-- START OF DATA FOR PROCESSING --

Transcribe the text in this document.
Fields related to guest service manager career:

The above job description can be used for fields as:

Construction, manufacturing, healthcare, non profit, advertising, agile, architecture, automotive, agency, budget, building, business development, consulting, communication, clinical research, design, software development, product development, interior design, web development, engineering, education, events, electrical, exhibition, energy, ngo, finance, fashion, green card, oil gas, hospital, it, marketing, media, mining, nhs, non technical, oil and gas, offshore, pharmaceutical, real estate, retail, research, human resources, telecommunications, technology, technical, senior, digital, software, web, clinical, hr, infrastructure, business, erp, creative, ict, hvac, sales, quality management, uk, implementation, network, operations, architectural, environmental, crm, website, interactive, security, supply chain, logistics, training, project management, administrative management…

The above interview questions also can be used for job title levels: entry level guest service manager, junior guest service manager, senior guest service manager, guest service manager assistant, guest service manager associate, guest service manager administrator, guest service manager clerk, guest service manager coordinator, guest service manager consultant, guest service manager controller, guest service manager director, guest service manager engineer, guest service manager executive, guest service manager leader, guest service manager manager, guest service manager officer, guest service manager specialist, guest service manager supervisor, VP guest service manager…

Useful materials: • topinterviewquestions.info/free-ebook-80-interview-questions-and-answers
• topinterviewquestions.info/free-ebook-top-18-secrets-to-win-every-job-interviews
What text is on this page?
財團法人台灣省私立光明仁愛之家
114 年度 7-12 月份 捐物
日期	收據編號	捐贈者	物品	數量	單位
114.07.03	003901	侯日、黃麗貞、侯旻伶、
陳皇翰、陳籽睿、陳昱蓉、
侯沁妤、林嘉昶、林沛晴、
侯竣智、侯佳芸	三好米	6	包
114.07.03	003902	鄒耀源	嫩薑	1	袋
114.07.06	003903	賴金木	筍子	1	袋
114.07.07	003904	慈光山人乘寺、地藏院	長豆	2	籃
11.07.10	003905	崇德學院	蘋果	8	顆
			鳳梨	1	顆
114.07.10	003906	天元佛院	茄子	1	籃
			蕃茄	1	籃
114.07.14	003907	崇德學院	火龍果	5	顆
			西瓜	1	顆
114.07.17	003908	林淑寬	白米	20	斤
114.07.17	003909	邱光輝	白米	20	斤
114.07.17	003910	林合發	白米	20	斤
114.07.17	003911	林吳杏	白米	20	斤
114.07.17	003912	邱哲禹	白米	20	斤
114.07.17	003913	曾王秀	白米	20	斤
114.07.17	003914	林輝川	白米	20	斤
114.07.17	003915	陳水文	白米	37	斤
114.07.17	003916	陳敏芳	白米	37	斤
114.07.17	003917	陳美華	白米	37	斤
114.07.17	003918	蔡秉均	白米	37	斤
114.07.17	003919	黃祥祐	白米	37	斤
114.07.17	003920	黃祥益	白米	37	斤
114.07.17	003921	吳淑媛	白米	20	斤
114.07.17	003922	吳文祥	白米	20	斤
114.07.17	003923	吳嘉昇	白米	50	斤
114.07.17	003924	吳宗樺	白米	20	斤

-- END OF DATA FOR PROCESSING --
-- START OF DATA FOR PROCESSING --

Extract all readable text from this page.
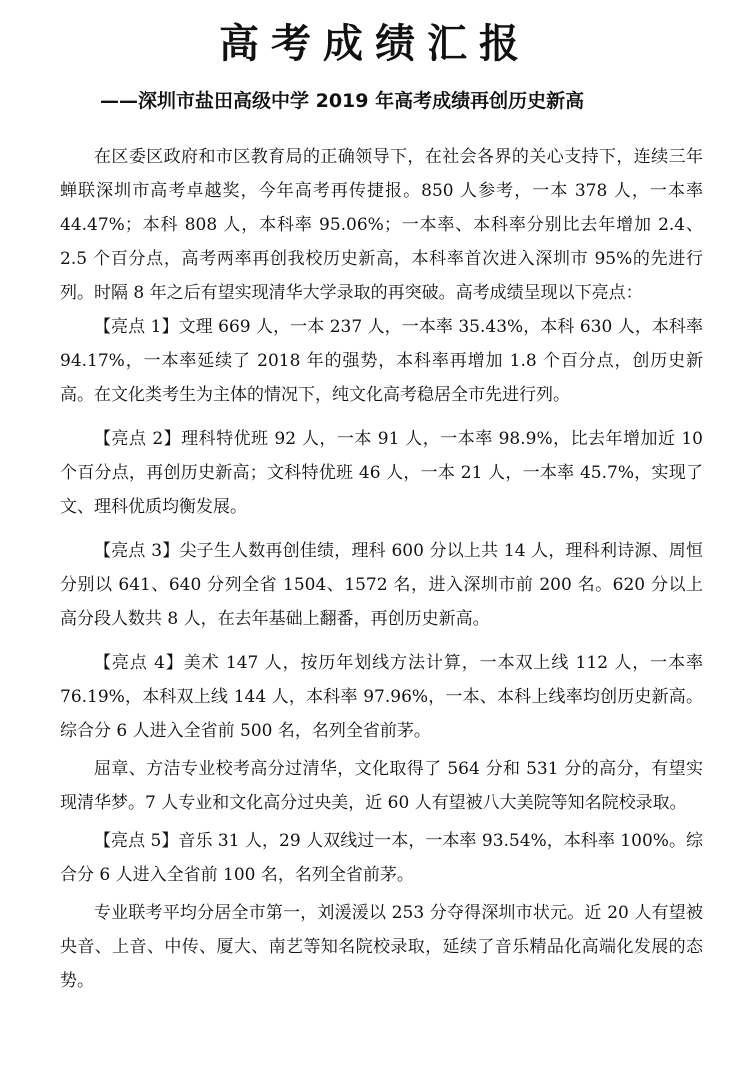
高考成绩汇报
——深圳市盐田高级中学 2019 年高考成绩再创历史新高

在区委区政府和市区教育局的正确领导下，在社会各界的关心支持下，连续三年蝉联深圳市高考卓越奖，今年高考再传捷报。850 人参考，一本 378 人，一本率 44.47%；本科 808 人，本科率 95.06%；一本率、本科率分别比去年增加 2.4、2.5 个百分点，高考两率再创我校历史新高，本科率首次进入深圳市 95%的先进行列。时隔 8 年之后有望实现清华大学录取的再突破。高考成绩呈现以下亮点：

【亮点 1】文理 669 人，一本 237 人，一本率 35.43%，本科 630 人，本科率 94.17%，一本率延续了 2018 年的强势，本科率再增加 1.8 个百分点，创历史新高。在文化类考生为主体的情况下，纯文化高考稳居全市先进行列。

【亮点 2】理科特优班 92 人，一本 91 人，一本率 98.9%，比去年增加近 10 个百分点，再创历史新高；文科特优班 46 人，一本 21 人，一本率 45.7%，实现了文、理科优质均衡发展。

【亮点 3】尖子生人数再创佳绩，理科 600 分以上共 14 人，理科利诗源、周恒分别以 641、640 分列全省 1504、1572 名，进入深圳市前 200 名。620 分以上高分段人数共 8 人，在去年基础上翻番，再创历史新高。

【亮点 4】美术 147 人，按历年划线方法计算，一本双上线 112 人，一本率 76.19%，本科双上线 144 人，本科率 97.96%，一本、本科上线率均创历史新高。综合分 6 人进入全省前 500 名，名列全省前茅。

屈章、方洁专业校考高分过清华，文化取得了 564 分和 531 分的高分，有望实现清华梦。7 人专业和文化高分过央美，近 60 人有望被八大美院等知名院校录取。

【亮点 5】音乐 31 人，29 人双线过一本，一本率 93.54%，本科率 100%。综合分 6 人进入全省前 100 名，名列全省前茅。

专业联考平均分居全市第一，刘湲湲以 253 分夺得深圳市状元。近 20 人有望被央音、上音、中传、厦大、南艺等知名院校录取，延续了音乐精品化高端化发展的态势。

-- END OF DATA FOR PROCESSING --
-- START OF DATA FOR PROCESSING --

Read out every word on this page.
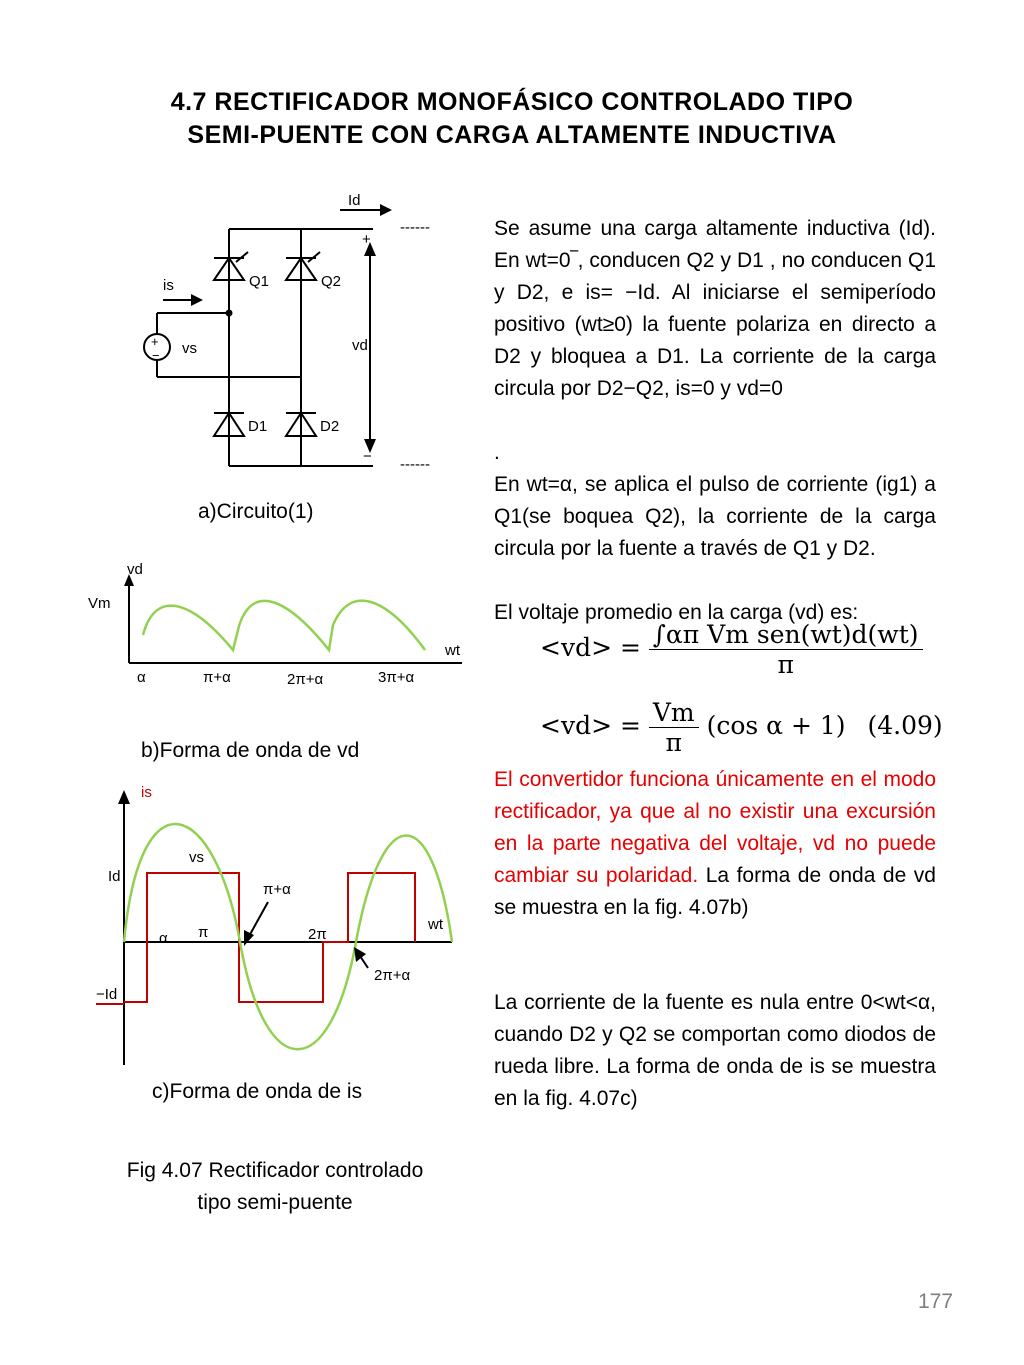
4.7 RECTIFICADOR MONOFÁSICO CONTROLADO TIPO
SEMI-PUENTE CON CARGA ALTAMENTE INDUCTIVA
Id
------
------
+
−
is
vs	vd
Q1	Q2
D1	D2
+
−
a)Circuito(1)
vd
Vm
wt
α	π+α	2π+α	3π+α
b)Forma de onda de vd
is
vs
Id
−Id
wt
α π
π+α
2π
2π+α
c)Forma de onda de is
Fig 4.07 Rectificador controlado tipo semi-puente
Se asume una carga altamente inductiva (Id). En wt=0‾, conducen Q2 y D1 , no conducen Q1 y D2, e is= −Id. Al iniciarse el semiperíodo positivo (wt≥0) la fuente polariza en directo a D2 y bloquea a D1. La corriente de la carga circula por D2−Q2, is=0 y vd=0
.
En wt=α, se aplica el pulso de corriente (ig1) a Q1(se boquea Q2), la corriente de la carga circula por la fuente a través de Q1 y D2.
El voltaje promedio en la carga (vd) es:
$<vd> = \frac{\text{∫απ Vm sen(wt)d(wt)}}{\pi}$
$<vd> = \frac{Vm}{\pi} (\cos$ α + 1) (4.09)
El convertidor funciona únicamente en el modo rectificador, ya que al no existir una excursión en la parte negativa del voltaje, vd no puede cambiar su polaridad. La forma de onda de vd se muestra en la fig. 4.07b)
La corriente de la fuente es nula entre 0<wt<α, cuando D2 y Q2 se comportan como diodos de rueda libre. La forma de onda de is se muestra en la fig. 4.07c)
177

-- END OF DATA FOR PROCESSING --

--- PROBLEM ---
Collect each line above holding the string "every".

--- CORRECT RESPONSE ---
• topinterviewquestions.info/free-ebook-top-18-secrets-to-win-every-job-interviews
Read out every word on this page.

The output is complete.